Exercise requirements: Exactly as they appear, output all of the entries.
== Extracted data
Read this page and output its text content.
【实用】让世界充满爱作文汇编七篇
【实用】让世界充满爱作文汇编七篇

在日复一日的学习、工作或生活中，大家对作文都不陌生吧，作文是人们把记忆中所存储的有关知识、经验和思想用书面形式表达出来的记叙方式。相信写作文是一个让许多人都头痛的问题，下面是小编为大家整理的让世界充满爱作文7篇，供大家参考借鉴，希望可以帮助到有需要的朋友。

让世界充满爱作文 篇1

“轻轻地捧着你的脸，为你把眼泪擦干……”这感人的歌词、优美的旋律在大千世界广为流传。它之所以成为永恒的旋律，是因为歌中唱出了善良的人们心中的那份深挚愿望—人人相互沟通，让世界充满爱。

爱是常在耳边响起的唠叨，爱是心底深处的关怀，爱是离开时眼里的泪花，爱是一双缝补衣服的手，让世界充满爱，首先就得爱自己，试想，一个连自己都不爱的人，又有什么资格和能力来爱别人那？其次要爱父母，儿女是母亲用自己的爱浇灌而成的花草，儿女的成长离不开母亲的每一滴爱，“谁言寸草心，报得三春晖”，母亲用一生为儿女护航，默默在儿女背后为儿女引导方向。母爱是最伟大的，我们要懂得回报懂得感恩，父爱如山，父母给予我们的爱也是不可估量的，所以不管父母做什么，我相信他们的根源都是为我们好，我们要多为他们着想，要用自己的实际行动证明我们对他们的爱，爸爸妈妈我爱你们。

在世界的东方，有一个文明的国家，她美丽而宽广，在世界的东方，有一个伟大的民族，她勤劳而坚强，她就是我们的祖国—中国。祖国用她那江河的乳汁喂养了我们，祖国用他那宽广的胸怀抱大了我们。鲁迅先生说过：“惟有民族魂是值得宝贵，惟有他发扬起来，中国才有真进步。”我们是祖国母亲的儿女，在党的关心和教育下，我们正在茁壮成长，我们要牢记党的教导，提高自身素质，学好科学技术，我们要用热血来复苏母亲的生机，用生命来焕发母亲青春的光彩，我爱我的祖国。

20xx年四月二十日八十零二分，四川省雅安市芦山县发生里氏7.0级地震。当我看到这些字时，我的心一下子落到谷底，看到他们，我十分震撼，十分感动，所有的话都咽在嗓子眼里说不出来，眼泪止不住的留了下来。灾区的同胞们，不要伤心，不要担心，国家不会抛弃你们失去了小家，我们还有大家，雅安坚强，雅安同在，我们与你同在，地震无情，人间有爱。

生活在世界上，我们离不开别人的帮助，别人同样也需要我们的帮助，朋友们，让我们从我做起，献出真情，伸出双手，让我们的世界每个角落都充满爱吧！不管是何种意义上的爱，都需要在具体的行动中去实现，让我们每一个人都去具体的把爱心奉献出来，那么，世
====
Answer:
Read this page and output its text content.
【实用】让世界充满爱作文汇编七篇
【实用】让世界充满爱作文汇编七篇

在日复一日的学习、工作或生活中，大家对作文都不陌生吧，作文是人们把记忆中所存储的有关知识、经验和思想用书面形式表达出来的记叙方式。相信写作文是一个让许多人都头痛的问题，下面是小编为大家整理的让世界充满爱作文7篇，供大家参考借鉴，希望可以帮助到有需要的朋友。

让世界充满爱作文 篇1

“轻轻地捧着你的脸，为你把眼泪擦干……”这感人的歌词、优美的旋律在大千世界广为流传。它之所以成为永恒的旋律，是因为歌中唱出了善良的人们心中的那份深挚愿望—人人相互沟通，让世界充满爱。

爱是常在耳边响起的唠叨，爱是心底深处的关怀，爱是离开时眼里的泪花，爱是一双缝补衣服的手，让世界充满爱，首先就得爱自己，试想，一个连自己都不爱的人，又有什么资格和能力来爱别人那？其次要爱父母，儿女是母亲用自己的爱浇灌而成的花草，儿女的成长离不开母亲的每一滴爱，“谁言寸草心，报得三春晖”，母亲用一生为儿女护航，默默在儿女背后为儿女引导方向。母爱是最伟大的，我们要懂得回报懂得感恩，父爱如山，父母给予我们的爱也是不可估量的，所以不管父母做什么，我相信他们的根源都是为我们好，我们要多为他们着想，要用自己的实际行动证明我们对他们的爱，爸爸妈妈我爱你们。

在世界的东方，有一个文明的国家，她美丽而宽广，在世界的东方，有一个伟大的民族，她勤劳而坚强，她就是我们的祖国—中国。祖国用她那江河的乳汁喂养了我们，祖国用他那宽广的胸怀抱大了我们。鲁迅先生说过：“惟有民族魂是值得宝贵，惟有他发扬起来，中国才有真进步。”我们是祖国母亲的儿女，在党的关心和教育下，我们正在茁壮成长，我们要牢记党的教导，提高自身素质，学好科学技术，我们要用热血来复苏母亲的生机，用生命来焕发母亲青春的光彩，我爱我的祖国。

20xx年四月二十日八十零二分，四川省雅安市芦山县发生里氏7.0级地震。当我看到这些字时，我的心一下子落到谷底，看到他们，我十分震撼，十分感动，所有的话都咽在嗓子眼里说不出来，眼泪止不住的留了下来。灾区的同胞们，不要伤心，不要担心，国家不会抛弃你们失去了小家，我们还有大家，雅安坚强，雅安同在，我们与你同在，地震无情，人间有爱。

生活在世界上，我们离不开别人的帮助，别人同样也需要我们的帮助，朋友们，让我们从我做起，献出真情，伸出双手，让我们的世界每个角落都充满爱吧！不管是何种意义上的爱，都需要在具体的行动中去实现，让我们每一个人都去具体的把爱心奉献出来，那么，世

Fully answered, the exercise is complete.